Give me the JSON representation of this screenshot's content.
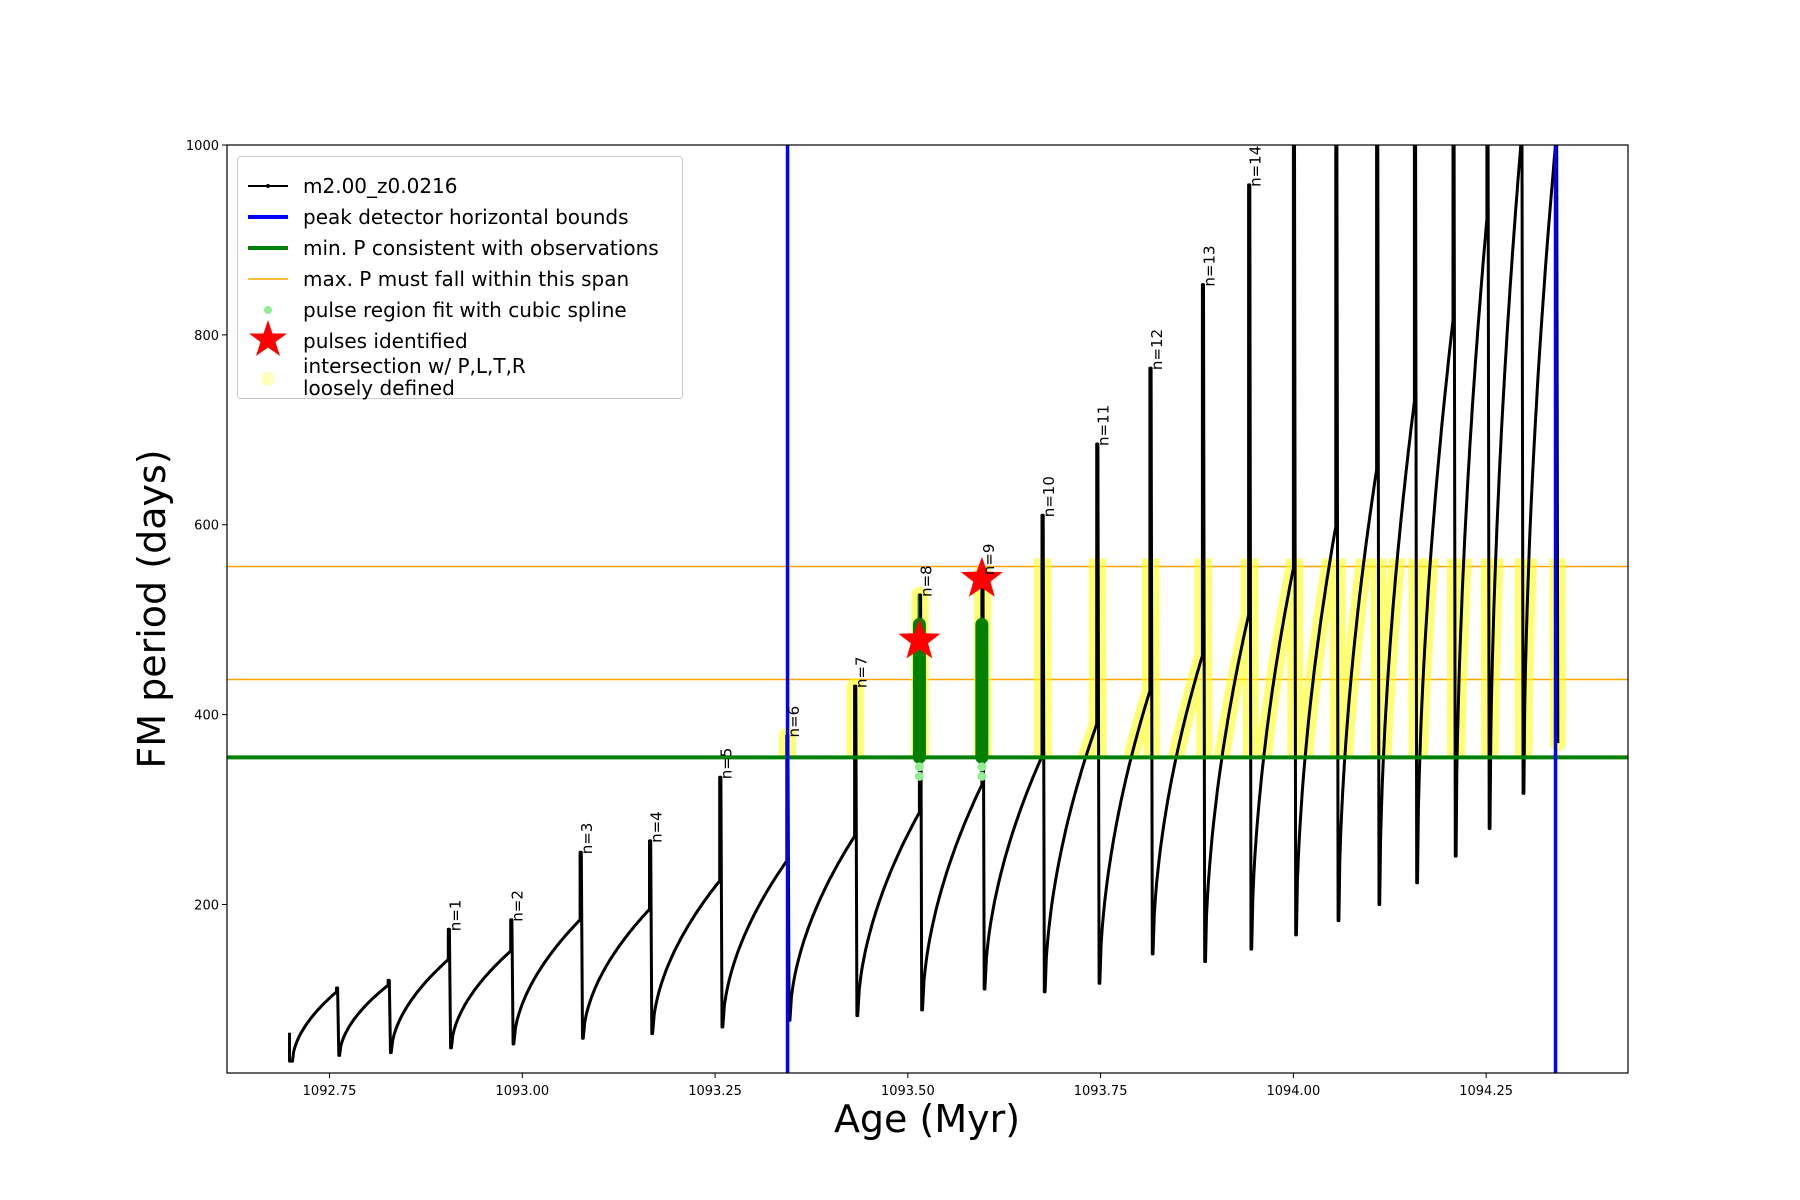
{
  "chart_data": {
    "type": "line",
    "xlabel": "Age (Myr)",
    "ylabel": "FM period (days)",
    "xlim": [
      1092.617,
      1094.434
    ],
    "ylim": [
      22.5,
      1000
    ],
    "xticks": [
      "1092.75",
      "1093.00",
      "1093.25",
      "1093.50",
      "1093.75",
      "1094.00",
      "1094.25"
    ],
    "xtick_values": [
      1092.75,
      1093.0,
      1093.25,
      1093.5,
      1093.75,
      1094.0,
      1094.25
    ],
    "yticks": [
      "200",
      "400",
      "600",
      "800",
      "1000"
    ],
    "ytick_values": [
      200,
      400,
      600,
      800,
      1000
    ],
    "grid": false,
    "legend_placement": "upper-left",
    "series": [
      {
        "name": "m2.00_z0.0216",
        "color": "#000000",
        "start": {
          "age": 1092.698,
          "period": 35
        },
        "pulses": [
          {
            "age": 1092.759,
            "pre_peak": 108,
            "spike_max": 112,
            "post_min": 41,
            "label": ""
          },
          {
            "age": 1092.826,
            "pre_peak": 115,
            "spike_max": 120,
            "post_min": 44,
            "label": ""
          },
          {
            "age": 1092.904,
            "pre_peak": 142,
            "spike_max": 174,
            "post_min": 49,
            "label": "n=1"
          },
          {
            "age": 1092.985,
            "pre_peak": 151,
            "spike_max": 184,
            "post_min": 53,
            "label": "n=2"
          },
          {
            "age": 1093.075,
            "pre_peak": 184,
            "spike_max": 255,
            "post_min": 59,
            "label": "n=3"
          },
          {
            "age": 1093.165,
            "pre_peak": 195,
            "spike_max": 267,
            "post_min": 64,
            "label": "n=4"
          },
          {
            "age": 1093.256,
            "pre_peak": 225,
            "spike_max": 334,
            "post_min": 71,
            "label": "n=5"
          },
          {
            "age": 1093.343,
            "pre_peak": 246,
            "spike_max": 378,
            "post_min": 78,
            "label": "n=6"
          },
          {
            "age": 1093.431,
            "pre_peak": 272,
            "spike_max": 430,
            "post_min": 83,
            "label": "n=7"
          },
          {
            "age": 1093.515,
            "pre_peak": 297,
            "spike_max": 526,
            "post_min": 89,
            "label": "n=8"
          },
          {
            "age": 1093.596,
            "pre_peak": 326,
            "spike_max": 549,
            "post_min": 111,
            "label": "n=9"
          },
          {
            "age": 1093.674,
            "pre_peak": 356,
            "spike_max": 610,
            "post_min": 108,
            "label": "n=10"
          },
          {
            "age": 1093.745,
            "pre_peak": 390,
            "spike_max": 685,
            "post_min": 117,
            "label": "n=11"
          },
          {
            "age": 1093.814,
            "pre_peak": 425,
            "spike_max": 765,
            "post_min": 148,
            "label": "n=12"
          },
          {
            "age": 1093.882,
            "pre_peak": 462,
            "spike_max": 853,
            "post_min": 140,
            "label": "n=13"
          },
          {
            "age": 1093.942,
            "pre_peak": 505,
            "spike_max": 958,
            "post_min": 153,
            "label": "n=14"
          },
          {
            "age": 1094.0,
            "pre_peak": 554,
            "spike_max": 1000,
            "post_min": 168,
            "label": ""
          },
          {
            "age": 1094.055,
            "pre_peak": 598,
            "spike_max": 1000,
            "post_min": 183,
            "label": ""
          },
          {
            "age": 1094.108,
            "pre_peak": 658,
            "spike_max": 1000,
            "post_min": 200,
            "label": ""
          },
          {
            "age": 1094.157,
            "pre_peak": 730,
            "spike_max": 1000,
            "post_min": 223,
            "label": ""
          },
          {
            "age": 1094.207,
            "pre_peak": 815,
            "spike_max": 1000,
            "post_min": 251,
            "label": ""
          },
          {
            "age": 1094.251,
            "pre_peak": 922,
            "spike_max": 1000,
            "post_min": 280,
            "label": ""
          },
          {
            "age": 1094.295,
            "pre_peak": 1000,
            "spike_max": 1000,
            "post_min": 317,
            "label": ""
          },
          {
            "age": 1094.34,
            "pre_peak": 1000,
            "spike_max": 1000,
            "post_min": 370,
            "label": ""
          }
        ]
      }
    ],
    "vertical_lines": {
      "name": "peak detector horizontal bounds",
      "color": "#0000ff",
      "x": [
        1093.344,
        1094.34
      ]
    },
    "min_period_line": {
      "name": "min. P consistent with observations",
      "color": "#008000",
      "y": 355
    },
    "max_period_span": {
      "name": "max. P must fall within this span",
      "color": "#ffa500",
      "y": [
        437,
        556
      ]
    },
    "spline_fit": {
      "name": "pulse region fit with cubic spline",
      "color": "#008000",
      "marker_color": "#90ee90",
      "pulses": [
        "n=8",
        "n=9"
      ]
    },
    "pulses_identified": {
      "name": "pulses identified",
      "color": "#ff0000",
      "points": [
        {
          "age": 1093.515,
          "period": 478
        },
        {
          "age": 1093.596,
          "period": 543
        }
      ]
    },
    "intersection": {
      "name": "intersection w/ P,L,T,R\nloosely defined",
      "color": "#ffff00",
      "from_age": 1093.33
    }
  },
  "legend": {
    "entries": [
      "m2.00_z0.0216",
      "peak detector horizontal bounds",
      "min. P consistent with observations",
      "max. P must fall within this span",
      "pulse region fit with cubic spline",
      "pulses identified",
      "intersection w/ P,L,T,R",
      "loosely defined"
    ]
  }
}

-- Given request --
List all lines above in which the string "defined" appears.

-- Output for this task --
      "name": "intersection w/ P,L,T,R\nloosely defined",
      "loosely defined"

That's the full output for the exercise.